-- START --
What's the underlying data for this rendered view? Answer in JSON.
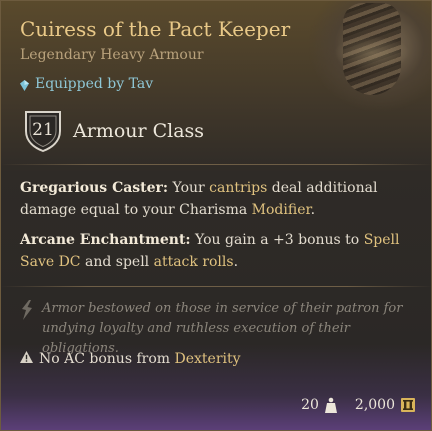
{
  "item": {
    "name": "Cuiress of the Pact Keeper",
    "rarity_type": "Legendary Heavy Armour",
    "equipped_by": "Equipped by Tav",
    "armour_class": {
      "value": "21",
      "label": "Armour Class"
    }
  },
  "properties": [
    {
      "name": "Gregarious Caster:",
      "segments": [
        {
          "text": " Your ",
          "kw": false
        },
        {
          "text": "cantrips",
          "kw": true
        },
        {
          "text": " deal additional damage equal to your Charisma ",
          "kw": false
        },
        {
          "text": "Modifier",
          "kw": true
        },
        {
          "text": ".",
          "kw": false
        }
      ]
    },
    {
      "name": "Arcane Enchantment:",
      "segments": [
        {
          "text": " You gain a +3 bonus to ",
          "kw": false
        },
        {
          "text": "Spell Save DC",
          "kw": true
        },
        {
          "text": " and spell ",
          "kw": false
        },
        {
          "text": "attack rolls",
          "kw": true
        },
        {
          "text": ".",
          "kw": false
        }
      ]
    }
  ],
  "flavor_text": "Armor bestowed on those in service of their patron for undying loyalty and ruthless execution of their obligations.",
  "warning": {
    "prefix": "No AC bonus from ",
    "keyword": "Dexterity"
  },
  "footer": {
    "weight": "20",
    "value": "2,000"
  },
  "colors": {
    "title": "#e9c988",
    "keyword": "#e0c27f",
    "equipped": "#8fc7d6",
    "flavor": "#8b857b",
    "legendary_glow": "#5b3f78"
  },
  "icons": {
    "equipped": "gem-icon",
    "ac": "shield-icon",
    "flavor": "lightning-icon",
    "warning": "warning-triangle-icon",
    "weight": "weight-icon",
    "value": "gold-coin-icon"
  }
}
-- END --
• Task instructions
Locate all lines that include the word "name" and copy them out.

• Answer below
    "name": "Cuiress of the Pact Keeper",
      "name": "Gregarious Caster:",
      "name": "Arcane Enchantment:",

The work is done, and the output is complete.